Task to carry out:
Scan the records below for the word "peppers" and give only the number of lines that hold it.

Records for this task:
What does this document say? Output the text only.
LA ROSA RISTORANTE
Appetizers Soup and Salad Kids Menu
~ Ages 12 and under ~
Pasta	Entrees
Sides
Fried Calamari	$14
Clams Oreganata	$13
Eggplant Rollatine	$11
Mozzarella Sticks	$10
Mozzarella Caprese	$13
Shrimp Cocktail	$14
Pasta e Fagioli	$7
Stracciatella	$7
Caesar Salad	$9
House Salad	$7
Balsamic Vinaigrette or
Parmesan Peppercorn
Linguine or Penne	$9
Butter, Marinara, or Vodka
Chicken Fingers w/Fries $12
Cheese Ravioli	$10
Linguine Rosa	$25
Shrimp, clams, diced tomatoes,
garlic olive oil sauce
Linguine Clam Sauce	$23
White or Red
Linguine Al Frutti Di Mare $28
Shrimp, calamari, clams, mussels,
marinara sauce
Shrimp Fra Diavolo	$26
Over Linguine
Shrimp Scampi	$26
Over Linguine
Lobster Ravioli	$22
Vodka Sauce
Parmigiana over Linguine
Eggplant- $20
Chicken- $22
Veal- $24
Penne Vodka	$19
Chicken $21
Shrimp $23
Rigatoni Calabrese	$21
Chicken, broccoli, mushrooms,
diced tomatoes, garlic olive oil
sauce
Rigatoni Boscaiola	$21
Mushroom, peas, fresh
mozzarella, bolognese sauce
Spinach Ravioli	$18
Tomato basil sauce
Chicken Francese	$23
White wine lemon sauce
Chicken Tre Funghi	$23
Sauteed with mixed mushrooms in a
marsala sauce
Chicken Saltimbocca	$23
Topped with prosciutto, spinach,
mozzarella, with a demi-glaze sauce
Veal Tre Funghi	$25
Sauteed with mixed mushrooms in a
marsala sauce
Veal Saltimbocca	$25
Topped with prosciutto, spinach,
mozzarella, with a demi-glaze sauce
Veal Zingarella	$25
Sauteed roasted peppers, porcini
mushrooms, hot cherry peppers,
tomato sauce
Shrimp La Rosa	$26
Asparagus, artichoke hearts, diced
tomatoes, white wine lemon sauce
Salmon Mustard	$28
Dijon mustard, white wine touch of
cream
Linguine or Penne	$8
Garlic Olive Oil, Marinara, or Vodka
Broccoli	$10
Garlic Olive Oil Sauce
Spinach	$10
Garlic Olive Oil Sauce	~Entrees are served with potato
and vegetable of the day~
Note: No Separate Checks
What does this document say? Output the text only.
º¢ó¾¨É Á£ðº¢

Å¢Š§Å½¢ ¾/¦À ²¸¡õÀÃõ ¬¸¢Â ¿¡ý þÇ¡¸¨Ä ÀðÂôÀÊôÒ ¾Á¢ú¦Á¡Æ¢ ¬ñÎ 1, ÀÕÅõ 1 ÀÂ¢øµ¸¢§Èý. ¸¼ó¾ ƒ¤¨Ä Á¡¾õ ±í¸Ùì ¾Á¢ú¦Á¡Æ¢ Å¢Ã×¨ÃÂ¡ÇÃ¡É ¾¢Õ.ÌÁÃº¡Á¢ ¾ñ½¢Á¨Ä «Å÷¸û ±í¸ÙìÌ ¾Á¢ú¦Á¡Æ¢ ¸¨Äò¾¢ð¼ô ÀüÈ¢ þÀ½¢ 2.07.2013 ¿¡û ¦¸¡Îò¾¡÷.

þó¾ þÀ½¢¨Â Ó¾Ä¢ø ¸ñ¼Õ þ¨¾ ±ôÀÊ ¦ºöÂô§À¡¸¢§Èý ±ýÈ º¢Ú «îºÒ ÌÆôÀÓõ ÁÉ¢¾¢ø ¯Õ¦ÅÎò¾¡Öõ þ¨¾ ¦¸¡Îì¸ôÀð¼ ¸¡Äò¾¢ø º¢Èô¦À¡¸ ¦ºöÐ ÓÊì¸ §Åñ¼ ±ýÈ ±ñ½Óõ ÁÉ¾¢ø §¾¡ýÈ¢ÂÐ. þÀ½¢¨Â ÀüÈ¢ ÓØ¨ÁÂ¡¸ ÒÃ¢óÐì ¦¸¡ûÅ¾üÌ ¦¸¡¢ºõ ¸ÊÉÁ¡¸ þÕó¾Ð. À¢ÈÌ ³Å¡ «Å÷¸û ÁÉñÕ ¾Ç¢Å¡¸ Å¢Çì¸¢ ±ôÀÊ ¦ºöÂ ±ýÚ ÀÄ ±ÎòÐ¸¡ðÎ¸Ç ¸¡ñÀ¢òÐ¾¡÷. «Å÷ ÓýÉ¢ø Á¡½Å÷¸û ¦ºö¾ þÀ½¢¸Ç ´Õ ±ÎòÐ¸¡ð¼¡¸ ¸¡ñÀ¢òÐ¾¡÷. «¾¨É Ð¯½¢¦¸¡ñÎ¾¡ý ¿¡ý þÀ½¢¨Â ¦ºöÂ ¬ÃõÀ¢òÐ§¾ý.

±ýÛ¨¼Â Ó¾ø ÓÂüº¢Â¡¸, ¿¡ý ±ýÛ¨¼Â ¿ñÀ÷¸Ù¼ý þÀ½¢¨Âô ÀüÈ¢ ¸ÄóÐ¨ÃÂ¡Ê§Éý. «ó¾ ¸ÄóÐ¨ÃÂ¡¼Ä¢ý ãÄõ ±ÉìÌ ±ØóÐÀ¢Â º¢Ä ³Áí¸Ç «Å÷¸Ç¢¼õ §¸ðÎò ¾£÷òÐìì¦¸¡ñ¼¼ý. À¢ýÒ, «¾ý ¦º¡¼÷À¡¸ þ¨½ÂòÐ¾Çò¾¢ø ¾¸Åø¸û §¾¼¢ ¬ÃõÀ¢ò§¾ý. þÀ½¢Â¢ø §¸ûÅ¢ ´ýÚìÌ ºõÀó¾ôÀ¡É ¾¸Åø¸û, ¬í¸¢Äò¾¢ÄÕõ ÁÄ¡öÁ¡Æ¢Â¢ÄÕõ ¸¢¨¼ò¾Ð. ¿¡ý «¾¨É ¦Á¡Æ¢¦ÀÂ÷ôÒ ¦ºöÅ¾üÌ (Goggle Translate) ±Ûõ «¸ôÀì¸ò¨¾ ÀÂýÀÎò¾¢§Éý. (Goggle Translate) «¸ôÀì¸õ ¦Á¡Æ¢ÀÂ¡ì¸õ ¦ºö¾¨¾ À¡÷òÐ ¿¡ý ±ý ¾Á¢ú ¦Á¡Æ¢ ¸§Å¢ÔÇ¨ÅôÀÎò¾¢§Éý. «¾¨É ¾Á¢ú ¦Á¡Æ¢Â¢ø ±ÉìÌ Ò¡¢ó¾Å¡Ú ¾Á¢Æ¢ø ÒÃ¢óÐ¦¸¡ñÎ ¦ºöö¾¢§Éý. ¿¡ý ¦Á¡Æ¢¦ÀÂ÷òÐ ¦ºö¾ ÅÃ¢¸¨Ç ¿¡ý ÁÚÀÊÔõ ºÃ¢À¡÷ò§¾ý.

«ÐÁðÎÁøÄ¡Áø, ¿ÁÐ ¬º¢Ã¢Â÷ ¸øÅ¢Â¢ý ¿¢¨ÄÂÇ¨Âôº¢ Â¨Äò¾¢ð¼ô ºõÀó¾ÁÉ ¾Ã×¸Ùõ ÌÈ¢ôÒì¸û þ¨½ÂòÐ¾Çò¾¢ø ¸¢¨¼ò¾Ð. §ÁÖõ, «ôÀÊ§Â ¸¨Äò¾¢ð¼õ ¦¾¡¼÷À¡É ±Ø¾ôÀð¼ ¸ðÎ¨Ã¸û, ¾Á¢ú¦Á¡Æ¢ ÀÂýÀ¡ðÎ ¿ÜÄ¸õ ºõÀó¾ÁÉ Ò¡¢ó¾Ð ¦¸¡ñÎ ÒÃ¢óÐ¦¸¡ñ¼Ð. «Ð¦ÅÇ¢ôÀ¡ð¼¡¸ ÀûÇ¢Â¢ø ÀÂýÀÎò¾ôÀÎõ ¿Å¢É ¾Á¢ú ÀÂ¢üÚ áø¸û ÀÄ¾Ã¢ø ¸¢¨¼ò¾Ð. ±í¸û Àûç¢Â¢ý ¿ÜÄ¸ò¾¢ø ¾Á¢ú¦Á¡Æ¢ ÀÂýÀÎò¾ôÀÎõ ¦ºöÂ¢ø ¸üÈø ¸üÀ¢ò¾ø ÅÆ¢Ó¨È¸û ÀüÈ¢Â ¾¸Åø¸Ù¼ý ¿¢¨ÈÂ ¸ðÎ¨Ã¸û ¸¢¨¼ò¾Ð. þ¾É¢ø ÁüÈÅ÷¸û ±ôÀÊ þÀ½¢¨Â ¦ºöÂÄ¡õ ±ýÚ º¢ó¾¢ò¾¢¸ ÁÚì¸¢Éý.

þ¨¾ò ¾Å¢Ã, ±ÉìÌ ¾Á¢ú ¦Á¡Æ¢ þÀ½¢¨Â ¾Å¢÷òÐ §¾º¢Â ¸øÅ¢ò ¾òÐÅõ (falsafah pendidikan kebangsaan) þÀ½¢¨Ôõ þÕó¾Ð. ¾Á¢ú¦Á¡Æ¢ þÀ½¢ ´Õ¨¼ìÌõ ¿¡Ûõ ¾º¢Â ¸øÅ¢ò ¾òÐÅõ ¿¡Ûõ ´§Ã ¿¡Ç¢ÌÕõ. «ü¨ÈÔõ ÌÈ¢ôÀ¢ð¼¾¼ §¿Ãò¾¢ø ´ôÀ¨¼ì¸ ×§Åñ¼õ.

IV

Exercise response:
2